### [TASK STATEMENT]
Transcribe all records exactly.

### [MATERIAL PROVIDED]
- - - - -
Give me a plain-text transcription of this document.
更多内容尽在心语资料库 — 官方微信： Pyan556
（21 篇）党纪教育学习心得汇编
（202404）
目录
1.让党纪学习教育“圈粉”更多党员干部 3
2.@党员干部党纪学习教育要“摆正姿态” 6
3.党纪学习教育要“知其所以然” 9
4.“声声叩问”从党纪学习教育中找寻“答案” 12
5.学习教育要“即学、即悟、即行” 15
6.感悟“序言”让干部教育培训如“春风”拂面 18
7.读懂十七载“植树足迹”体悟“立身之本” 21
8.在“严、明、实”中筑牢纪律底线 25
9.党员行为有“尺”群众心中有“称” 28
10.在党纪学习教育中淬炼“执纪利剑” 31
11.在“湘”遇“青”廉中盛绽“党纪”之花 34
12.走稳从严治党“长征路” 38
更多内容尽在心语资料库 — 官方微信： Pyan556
- - - - -
### [RESPONSE TO THE TASK]
Give me a plain-text transcription of this document.
更多内容尽在心语资料库 — 官方微信： Pyan556
（21 篇）党纪教育学习心得汇编
（202404）
目录
1.让党纪学习教育“圈粉”更多党员干部 3
2.@党员干部党纪学习教育要“摆正姿态” 6
3.党纪学习教育要“知其所以然” 9
4.“声声叩问”从党纪学习教育中找寻“答案” 12
5.学习教育要“即学、即悟、即行” 15
6.感悟“序言”让干部教育培训如“春风”拂面 18
7.读懂十七载“植树足迹”体悟“立身之本” 21
8.在“严、明、实”中筑牢纪律底线 25
9.党员行为有“尺”群众心中有“称” 28
10.在党纪学习教育中淬炼“执纪利剑” 31
11.在“湘”遇“青”廉中盛绽“党纪”之花 34
12.走稳从严治党“长征路” 38
更多内容尽在心语资料库 — 官方微信： Pyan556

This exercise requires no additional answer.